— START OF SUPPLIED MATERIAL —

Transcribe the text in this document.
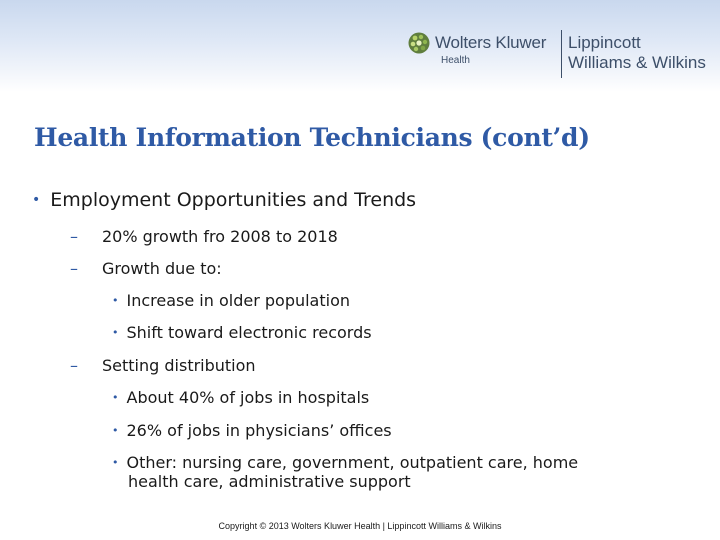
Wolters Kluwer
Health
Lippincott
Williams & Wilkins
Health Information Technicians (cont’d)
• Employment Opportunities and Trends
– 20% growth fro 2008 to 2018
– Growth due to:
• Increase in older population
• Shift toward electronic records
– Setting distribution
• About 40% of jobs in hospitals
• 26% of jobs in physicians’ offices
• Other: nursing care, government, outpatient care, home
health care, administrative support
Copyright © 2013 Wolters Kluwer Health | Lippincott Williams & Wilkins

— END OF SUPPLIED MATERIAL —

Reply with one number: the count of lines in the entries that include the word "Wolters".

2